It’s no secret that exercise helps strengthen thin, weak bones, even in people with osteoporosis. Explaining why it works can be a bit of a challenge — unless you understand the five principles that we at Better Bones use as the basis for our program.
#1 Bones and muscles form interconnected muscle–bone units
The very idea that exercise can help strengthen bones makes no sense at all unless you understand the close relationship between the bones and the muscles. They work together in supporting and moving the body, but can’t do much separately. Remove the bones from an arm or leg, and the muscles have nothing to attach to; eliminate the muscles, and the bones hang uselessly, unable to move or function.

::::

▶ **Problem 1**: According to the passage on exercise and bone strength, how many principles does Better Bones use as the basis for its program?
▶ **Problem 2**: Reproduce the passage on exercise and bone strength from the words "It’s no secret" through the words "move or function.", substituting "tissues" for "muscles".
▶ **Problem 3**: Write the next part of the passage on exercise and bone strength, starting right after its last sentence.

[Document layout detection data]
::::

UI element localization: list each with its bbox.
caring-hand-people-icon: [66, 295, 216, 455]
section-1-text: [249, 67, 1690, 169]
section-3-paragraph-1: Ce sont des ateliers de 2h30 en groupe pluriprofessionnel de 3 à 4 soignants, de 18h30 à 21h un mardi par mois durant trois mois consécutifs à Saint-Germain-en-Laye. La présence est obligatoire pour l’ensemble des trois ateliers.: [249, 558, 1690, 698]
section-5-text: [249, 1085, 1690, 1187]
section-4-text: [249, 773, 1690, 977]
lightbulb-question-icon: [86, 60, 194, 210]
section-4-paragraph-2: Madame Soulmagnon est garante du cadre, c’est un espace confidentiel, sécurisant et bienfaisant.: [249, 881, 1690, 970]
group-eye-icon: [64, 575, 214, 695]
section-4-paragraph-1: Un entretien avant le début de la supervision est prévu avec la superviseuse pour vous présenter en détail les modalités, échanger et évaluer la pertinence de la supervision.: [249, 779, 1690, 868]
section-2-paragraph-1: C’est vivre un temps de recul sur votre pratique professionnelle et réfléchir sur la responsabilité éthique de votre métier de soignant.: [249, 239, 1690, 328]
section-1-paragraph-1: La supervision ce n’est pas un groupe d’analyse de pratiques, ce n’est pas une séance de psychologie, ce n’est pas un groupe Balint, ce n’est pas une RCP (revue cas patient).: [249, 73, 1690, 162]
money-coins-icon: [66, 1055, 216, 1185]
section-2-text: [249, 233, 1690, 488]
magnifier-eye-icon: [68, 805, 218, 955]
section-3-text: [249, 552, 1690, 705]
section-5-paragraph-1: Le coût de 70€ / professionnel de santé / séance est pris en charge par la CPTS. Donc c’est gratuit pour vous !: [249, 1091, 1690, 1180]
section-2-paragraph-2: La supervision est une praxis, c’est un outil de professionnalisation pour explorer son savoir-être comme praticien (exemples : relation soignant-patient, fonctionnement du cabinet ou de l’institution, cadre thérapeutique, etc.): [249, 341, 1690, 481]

::::

▶ **Task response 1**: Five.

▶ **Task response 2**:
It’s no secret that exercise helps strengthen thin, weak bones, even in people with osteoporosis. Explaining why it works can be a bit of a challenge — unless you understand the five principles that we at Better Bones use as the basis for our program.
#1 Bones and tissues form interconnected muscle–bone units
The very idea that exercise can help strengthen bones makes no sense at all unless you understand the close relationship between the bones and the tissues. They work together in supporting and moving the body, but can’t do much separately. Remove the bones from an arm or leg, and the tissues have nothing to attach to; eliminate the tissues, and the bones hang uselessly, unable to move or function.

▶ **Task response 3**:
Once you view them as a unit, it makes intuitive sense that lean muscle mass predicts bone mass (rather than total body weight). It also makes sense that chronically strong muscles are associated with strong bones, and by the same token, chronically weak muscles are associated with weaker bones. Both bone mass and muscle mass are lost with aging, but we can do a great deal to limit this loss through modifications of lifestyle (including exercise) and nutrition.
#2 Bone adapts to the load put upon it
In all her wisdom, Mother Nature is economical. Energy and resources are spent to build the amount of bone and muscle that an individual’s activity patterns shows they need. That is, bone acclimates itself to the load put upon it: More activity tells the body that more muscle and bone are required; less causes muscle and bone to decrease. Intermittent spurts of higher-impact loading, in particular, stimulate the strengthening of bone.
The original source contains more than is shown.